> TASK DESCRIPTION: Restate the entries word for word and skip every image.

___ SOURCE MATERIAL

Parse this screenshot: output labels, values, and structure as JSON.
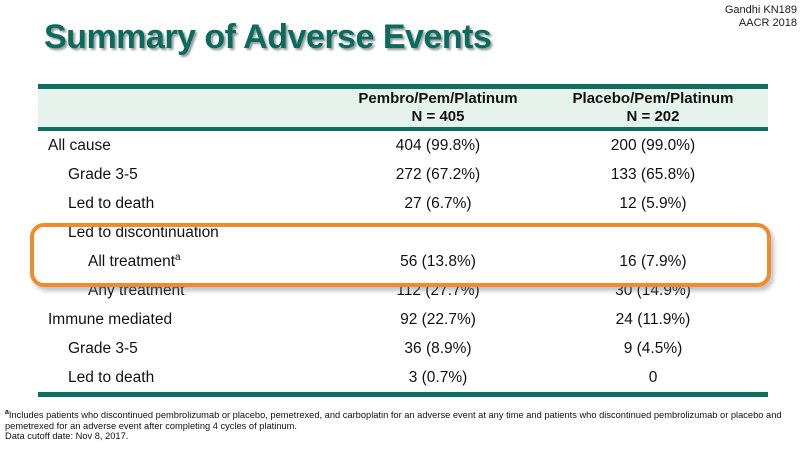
{
  "slide": {
    "title": "Summary of Adverse Events",
    "attribution_line1": "Gandhi KN189",
    "attribution_line2": "AACR 2018"
  },
  "table": {
    "columns": [
      {
        "name": "Pembro/Pem/Platinum",
        "n_label": "N = 405"
      },
      {
        "name": "Placebo/Pem/Platinum",
        "n_label": "N = 202"
      }
    ],
    "rows": [
      {
        "label": "All cause",
        "sup": "",
        "pembro": "404 (99.8%)",
        "placebo": "200 (99.0%)"
      },
      {
        "label": "Grade 3-5",
        "sup": "",
        "pembro": "272 (67.2%)",
        "placebo": "133 (65.8%)"
      },
      {
        "label": "Led to death",
        "sup": "",
        "pembro": "27 (6.7%)",
        "placebo": "12 (5.9%)"
      },
      {
        "label": "Led to discontinuation",
        "sup": "",
        "pembro": "",
        "placebo": ""
      },
      {
        "label": "All treatment",
        "sup": "a",
        "pembro": "56 (13.8%)",
        "placebo": "16 (7.9%)"
      },
      {
        "label": "Any treatment",
        "sup": "",
        "pembro": "112 (27.7%)",
        "placebo": "30 (14.9%)"
      },
      {
        "label": "Immune mediated",
        "sup": "",
        "pembro": "92 (22.7%)",
        "placebo": "24 (11.9%)"
      },
      {
        "label": "Grade 3-5",
        "sup": "",
        "pembro": "36 (8.9%)",
        "placebo": "9 (4.5%)"
      },
      {
        "label": "Led to death",
        "sup": "",
        "pembro": "3 (0.7%)",
        "placebo": "0"
      }
    ]
  },
  "footnote": {
    "marker": "a",
    "text": "Includes patients who discontinued pembrolizumab or placebo, pemetrexed, and carboplatin for an adverse event at any time and patients who discontinued pembrolizumab or placebo and pemetrexed for an adverse event after completing 4 cycles of platinum.",
    "data_cutoff": "Data cutoff date: Nov 8, 2017."
  },
  "colors": {
    "title_teal": "#0d6a5e",
    "table_border_teal": "#0e6f60",
    "header_bg_mint": "#e6f2ec",
    "highlight_orange": "#ee8b2b"
  }
}
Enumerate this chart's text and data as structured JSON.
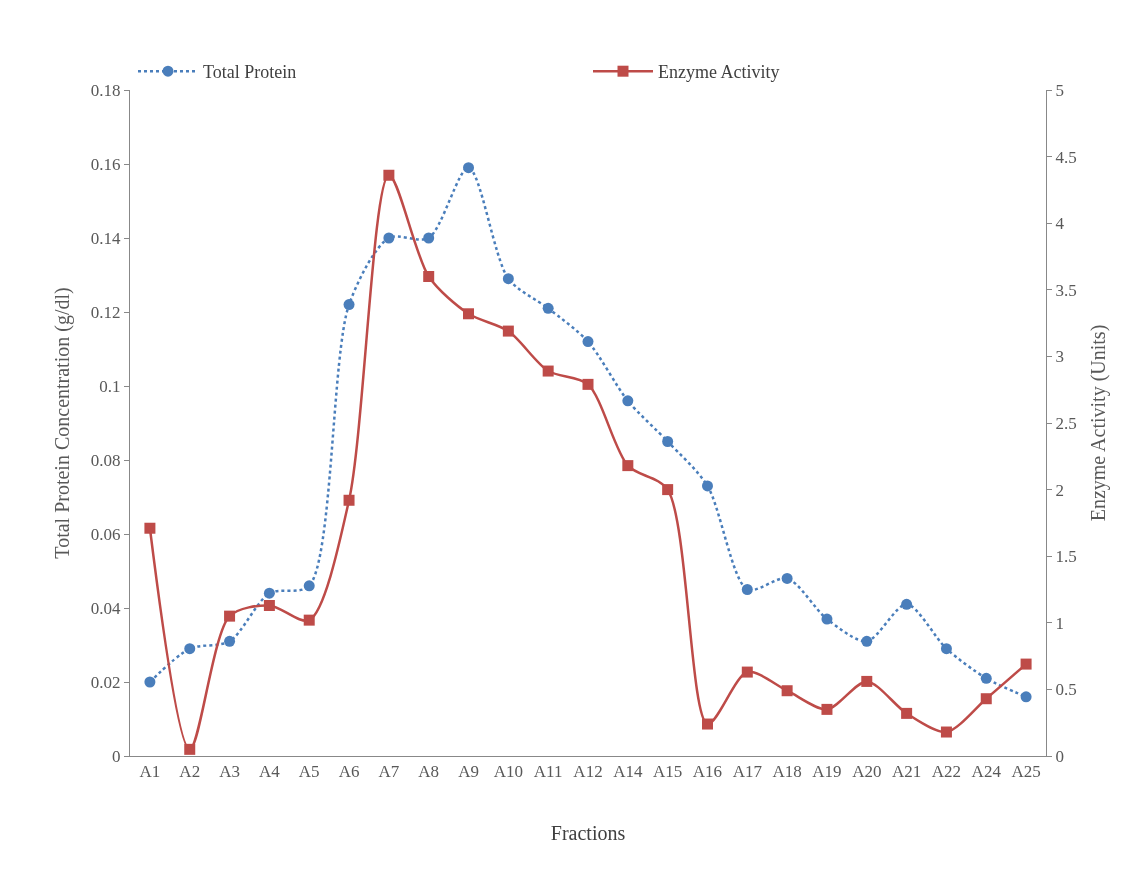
{
  "chart_data": {
    "type": "line",
    "xlabel": "Fractions",
    "ylabel": "Total Protein Concentration (g/dl)",
    "y2label": "Enzyme Activity (Units)",
    "categories": [
      "A1",
      "A2",
      "A3",
      "A4",
      "A5",
      "A6",
      "A7",
      "A8",
      "A9",
      "A10",
      "A11",
      "A12",
      "A14",
      "A15",
      "A16",
      "A17",
      "A18",
      "A19",
      "A20",
      "A21",
      "A22",
      "A24",
      "A25"
    ],
    "series": [
      {
        "name": "Total Protein",
        "color": "#4a7ebb",
        "marker": "circle",
        "line_style": "dotted",
        "values": [
          0.02,
          0.029,
          0.031,
          0.044,
          0.046,
          0.122,
          0.14,
          0.14,
          0.159,
          0.129,
          0.121,
          0.112,
          0.096,
          0.085,
          0.073,
          0.045,
          0.048,
          0.037,
          0.031,
          0.041,
          0.029,
          0.021,
          0.016
        ]
      },
      {
        "name": "Enzyme Activity",
        "color": "#be4b48",
        "marker": "square",
        "line_style": "solid",
        "axis": "y2",
        "values": [
          1.71,
          0.05,
          1.05,
          1.13,
          1.02,
          1.92,
          4.36,
          3.6,
          3.32,
          3.19,
          2.89,
          2.79,
          2.18,
          2.0,
          0.24,
          0.63,
          0.49,
          0.35,
          0.56,
          0.32,
          0.18,
          0.43,
          0.69
        ]
      }
    ],
    "ylim": [
      0,
      0.18
    ],
    "yticks": [
      0,
      0.02,
      0.04,
      0.06,
      0.08,
      0.1,
      0.12,
      0.14,
      0.16,
      0.18
    ],
    "y2lim": [
      0,
      5
    ],
    "y2ticks": [
      0,
      0.5,
      1,
      1.5,
      2,
      2.5,
      3,
      3.5,
      4,
      4.5,
      5
    ],
    "legend": "top"
  }
}
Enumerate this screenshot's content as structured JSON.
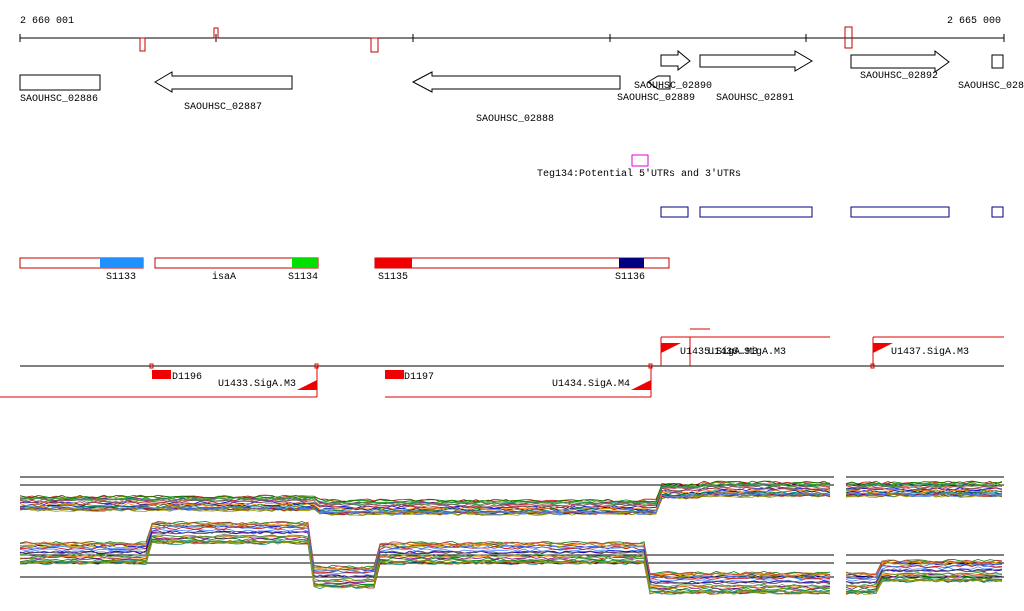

______

> SOLVED PROBLEM:
Parse this screenshot: output labels, values, and structure as JSON.
{
  "slide": {
    "title": "Summary of Adverse Events",
    "attribution_line1": "Gandhi KN189",
    "attribution_line2": "AACR 2018"
  },
  "table": {
    "columns": [
      {
        "name": "Pembro/Pem/Platinum",
        "n_label": "N = 405"
      },
      {
        "name": "Placebo/Pem/Platinum",
        "n_label": "N = 202"
      }
    ],
    "rows": [
      {
        "label": "All cause",
        "sup": "",
        "pembro": "404 (99.8%)",
        "placebo": "200 (99.0%)"
      },
      {
        "label": "Grade 3-5",
        "sup": "",
        "pembro": "272 (67.2%)",
        "placebo": "133 (65.8%)"
      },
      {
        "label": "Led to death",
        "sup": "",
        "pembro": "27 (6.7%)",
        "placebo": "12 (5.9%)"
      },
      {
        "label": "Led to discontinuation",
        "sup": "",
        "pembro": "",
        "placebo": ""
      },
      {
        "label": "All treatment",
        "sup": "a",
        "pembro": "56 (13.8%)",
        "placebo": "16 (7.9%)"
      },
      {
        "label": "Any treatment",
        "sup": "",
        "pembro": "112 (27.7%)",
        "placebo": "30 (14.9%)"
      },
      {
        "label": "Immune mediated",
        "sup": "",
        "pembro": "92 (22.7%)",
        "placebo": "24 (11.9%)"
      },
      {
        "label": "Grade 3-5",
        "sup": "",
        "pembro": "36 (8.9%)",
        "placebo": "9 (4.5%)"
      },
      {
        "label": "Led to death",
        "sup": "",
        "pembro": "3 (0.7%)",
        "placebo": "0"
      }
    ]
  },
  "footnote": {
    "marker": "a",
    "text": "Includes patients who discontinued pembrolizumab or placebo, pemetrexed, and carboplatin for an adverse event at any time and patients who discontinued pembrolizumab or placebo and pemetrexed for an adverse event after completing 4 cycles of platinum.",
    "data_cutoff": "Data cutoff date: Nov 8, 2017."
  },
  "colors": {
    "title_teal": "#0d6a5e",
    "table_border_teal": "#0e6f60",
    "header_bg_mint": "#e6f2ec",
    "highlight_orange": "#ee8b2b"
  }
}
Enumerate this chart's text and data as structured JSON.
{
  "chart_data": {
    "type": "line",
    "xlabel": "Fractions",
    "ylabel": "Total Protein Concentration (g/dl)",
    "y2label": "Enzyme Activity (Units)",
    "categories": [
      "A1",
      "A2",
      "A3",
      "A4",
      "A5",
      "A6",
      "A7",
      "A8",
      "A9",
      "A10",
      "A11",
      "A12",
      "A14",
      "A15",
      "A16",
      "A17",
      "A18",
      "A19",
      "A20",
      "A21",
      "A22",
      "A24",
      "A25"
    ],
    "series": [
      {
        "name": "Total Protein",
        "color": "#4a7ebb",
        "marker": "circle",
        "line_style": "dotted",
        "values": [
          0.02,
          0.029,
          0.031,
          0.044,
          0.046,
          0.122,
          0.14,
          0.14,
          0.159,
          0.129,
          0.121,
          0.112,
          0.096,
          0.085,
          0.073,
          0.045,
          0.048,
          0.037,
          0.031,
          0.041,
          0.029,
          0.021,
          0.016
        ]
      },
      {
        "name": "Enzyme Activity",
        "color": "#be4b48",
        "marker": "square",
        "line_style": "solid",
        "axis": "y2",
        "values": [
          1.71,
          0.05,
          1.05,
          1.13,
          1.02,
          1.92,
          4.36,
          3.6,
          3.32,
          3.19,
          2.89,
          2.79,
          2.18,
          2.0,
          0.24,
          0.63,
          0.49,
          0.35,
          0.56,
          0.32,
          0.18,
          0.43,
          0.69
        ]
      }
    ],
    "ylim": [
      0,
      0.18
    ],
    "yticks": [
      0,
      0.02,
      0.04,
      0.06,
      0.08,
      0.1,
      0.12,
      0.14,
      0.16,
      0.18
    ],
    "y2lim": [
      0,
      5
    ],
    "y2ticks": [
      0,
      0.5,
      1,
      1.5,
      2,
      2.5,
      3,
      3.5,
      4,
      4.5,
      5
    ],
    "legend": "top"
  }
}
Enumerate this screenshot's content as structured JSON.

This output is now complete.